## [Data entries]
____________

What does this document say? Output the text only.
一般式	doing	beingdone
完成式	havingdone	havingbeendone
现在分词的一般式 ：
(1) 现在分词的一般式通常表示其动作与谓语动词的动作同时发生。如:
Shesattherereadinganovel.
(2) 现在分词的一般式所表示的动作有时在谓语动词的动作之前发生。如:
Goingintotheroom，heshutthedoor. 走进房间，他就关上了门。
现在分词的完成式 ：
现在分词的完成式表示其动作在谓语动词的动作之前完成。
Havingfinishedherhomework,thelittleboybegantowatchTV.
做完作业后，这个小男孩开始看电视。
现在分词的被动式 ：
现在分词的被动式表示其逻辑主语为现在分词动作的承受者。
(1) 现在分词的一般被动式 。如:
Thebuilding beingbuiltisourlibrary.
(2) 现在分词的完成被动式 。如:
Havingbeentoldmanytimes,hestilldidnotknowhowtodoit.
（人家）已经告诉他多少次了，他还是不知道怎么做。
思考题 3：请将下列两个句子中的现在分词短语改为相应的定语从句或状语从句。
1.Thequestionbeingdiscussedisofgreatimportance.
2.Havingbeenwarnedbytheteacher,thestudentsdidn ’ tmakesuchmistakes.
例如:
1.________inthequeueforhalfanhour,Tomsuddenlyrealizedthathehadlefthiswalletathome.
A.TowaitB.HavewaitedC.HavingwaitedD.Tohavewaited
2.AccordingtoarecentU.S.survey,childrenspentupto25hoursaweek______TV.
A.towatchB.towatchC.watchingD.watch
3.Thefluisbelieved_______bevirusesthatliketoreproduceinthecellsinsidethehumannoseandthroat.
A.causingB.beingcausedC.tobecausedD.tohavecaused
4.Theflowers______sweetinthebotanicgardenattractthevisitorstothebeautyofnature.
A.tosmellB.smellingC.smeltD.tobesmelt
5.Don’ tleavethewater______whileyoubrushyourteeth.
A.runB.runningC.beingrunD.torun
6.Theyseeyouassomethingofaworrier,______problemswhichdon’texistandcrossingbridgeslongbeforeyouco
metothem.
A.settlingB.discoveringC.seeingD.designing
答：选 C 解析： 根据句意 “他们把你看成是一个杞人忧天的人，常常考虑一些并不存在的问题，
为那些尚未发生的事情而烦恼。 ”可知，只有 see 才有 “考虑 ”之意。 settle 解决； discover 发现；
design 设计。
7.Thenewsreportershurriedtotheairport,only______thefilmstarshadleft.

____________

## [Action item]
Set down the records above once more, exactly as they stand.

## [Result]
What does this document say? Output the text only.
一般式	doing	beingdone
完成式	havingdone	havingbeendone
现在分词的一般式 ：
(1) 现在分词的一般式通常表示其动作与谓语动词的动作同时发生。如:
Shesattherereadinganovel.
(2) 现在分词的一般式所表示的动作有时在谓语动词的动作之前发生。如:
Goingintotheroom，heshutthedoor. 走进房间，他就关上了门。
现在分词的完成式 ：
现在分词的完成式表示其动作在谓语动词的动作之前完成。
Havingfinishedherhomework,thelittleboybegantowatchTV.
做完作业后，这个小男孩开始看电视。
现在分词的被动式 ：
现在分词的被动式表示其逻辑主语为现在分词动作的承受者。
(1) 现在分词的一般被动式 。如:
Thebuilding beingbuiltisourlibrary.
(2) 现在分词的完成被动式 。如:
Havingbeentoldmanytimes,hestilldidnotknowhowtodoit.
（人家）已经告诉他多少次了，他还是不知道怎么做。
思考题 3：请将下列两个句子中的现在分词短语改为相应的定语从句或状语从句。
1.Thequestionbeingdiscussedisofgreatimportance.
2.Havingbeenwarnedbytheteacher,thestudentsdidn ’ tmakesuchmistakes.
例如:
1.________inthequeueforhalfanhour,Tomsuddenlyrealizedthathehadlefthiswalletathome.
A.TowaitB.HavewaitedC.HavingwaitedD.Tohavewaited
2.AccordingtoarecentU.S.survey,childrenspentupto25hoursaweek______TV.
A.towatchB.towatchC.watchingD.watch
3.Thefluisbelieved_______bevirusesthatliketoreproduceinthecellsinsidethehumannoseandthroat.
A.causingB.beingcausedC.tobecausedD.tohavecaused
4.Theflowers______sweetinthebotanicgardenattractthevisitorstothebeautyofnature.
A.tosmellB.smellingC.smeltD.tobesmelt
5.Don’ tleavethewater______whileyoubrushyourteeth.
A.runB.runningC.beingrunD.torun
6.Theyseeyouassomethingofaworrier,______problemswhichdon’texistandcrossingbridgeslongbeforeyouco
metothem.
A.settlingB.discoveringC.seeingD.designing
答：选 C 解析： 根据句意 “他们把你看成是一个杞人忧天的人，常常考虑一些并不存在的问题，
为那些尚未发生的事情而烦恼。 ”可知，只有 see 才有 “考虑 ”之意。 settle 解决； discover 发现；
design 设计。
7.Thenewsreportershurriedtotheairport,only______thefilmstarshadleft.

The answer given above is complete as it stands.